======== RECORD EXTRACTS ========
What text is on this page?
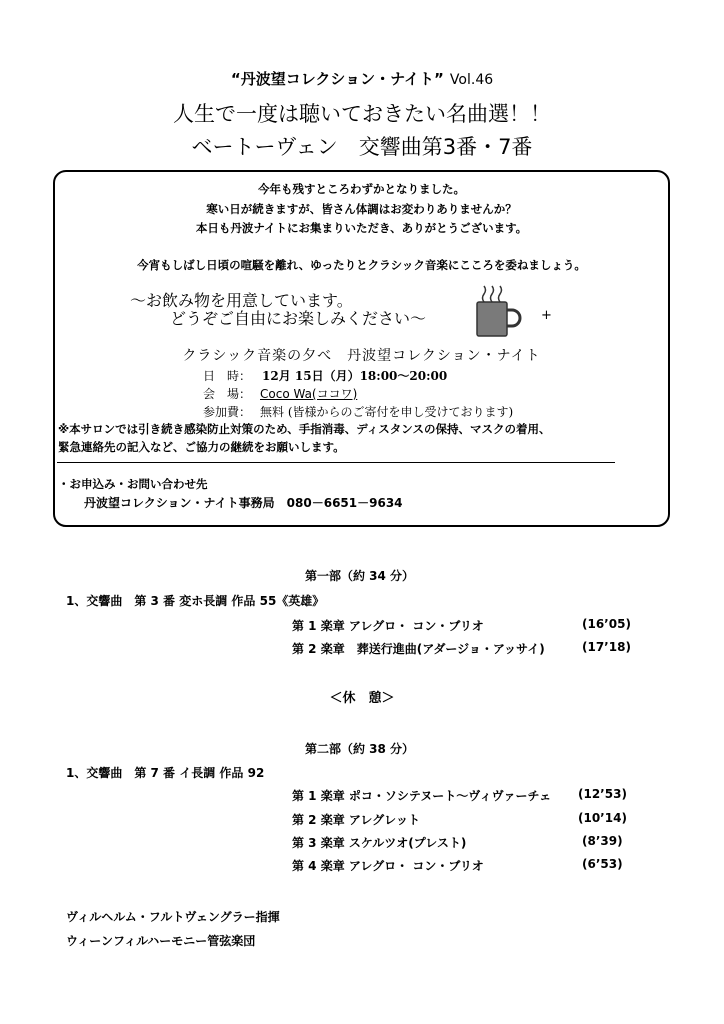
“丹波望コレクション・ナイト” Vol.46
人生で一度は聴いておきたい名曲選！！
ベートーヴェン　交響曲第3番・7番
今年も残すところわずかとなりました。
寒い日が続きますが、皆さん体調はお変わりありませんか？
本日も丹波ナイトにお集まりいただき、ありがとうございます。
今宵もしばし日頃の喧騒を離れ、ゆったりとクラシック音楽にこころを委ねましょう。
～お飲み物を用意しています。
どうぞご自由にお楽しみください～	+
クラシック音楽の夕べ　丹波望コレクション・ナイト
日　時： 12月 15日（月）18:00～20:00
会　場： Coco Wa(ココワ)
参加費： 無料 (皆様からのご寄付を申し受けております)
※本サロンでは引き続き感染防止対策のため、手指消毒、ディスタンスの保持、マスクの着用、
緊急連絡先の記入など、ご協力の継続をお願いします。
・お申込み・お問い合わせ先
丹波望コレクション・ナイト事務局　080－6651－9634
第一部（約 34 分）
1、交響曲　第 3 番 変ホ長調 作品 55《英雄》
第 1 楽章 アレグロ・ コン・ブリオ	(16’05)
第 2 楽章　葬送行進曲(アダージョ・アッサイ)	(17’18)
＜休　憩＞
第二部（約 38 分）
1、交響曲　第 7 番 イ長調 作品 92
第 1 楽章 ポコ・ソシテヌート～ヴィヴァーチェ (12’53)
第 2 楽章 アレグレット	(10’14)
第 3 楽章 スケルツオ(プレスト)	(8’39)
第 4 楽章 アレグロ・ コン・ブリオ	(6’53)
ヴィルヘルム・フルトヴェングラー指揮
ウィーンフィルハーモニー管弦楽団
========
• [EXERCISE PROMPT]:
Restate the whole of the material word for word without the pictures.

• [COMPLETE ANSWER]:
What text is on this page?
“丹波望コレクション・ナイト” Vol.46
人生で一度は聴いておきたい名曲選！！
ベートーヴェン　交響曲第3番・7番
今年も残すところわずかとなりました。
寒い日が続きますが、皆さん体調はお変わりありませんか？
本日も丹波ナイトにお集まりいただき、ありがとうございます。
今宵もしばし日頃の喧騒を離れ、ゆったりとクラシック音楽にこころを委ねましょう。
～お飲み物を用意しています。
どうぞご自由にお楽しみください～	+
クラシック音楽の夕べ　丹波望コレクション・ナイト
日　時： 12月 15日（月）18:00～20:00
会　場： Coco Wa(ココワ)
参加費： 無料 (皆様からのご寄付を申し受けております)
※本サロンでは引き続き感染防止対策のため、手指消毒、ディスタンスの保持、マスクの着用、
緊急連絡先の記入など、ご協力の継続をお願いします。
・お申込み・お問い合わせ先
丹波望コレクション・ナイト事務局　080－6651－9634
第一部（約 34 分）
1、交響曲　第 3 番 変ホ長調 作品 55《英雄》
第 1 楽章 アレグロ・ コン・ブリオ	(16’05)
第 2 楽章　葬送行進曲(アダージョ・アッサイ)	(17’18)
＜休　憩＞
第二部（約 38 分）
1、交響曲　第 7 番 イ長調 作品 92
第 1 楽章 ポコ・ソシテヌート～ヴィヴァーチェ (12’53)
第 2 楽章 アレグレット	(10’14)
第 3 楽章 スケルツオ(プレスト)	(8’39)
第 4 楽章 アレグロ・ コン・ブリオ	(6’53)
ヴィルヘルム・フルトヴェングラー指揮
ウィーンフィルハーモニー管弦楽団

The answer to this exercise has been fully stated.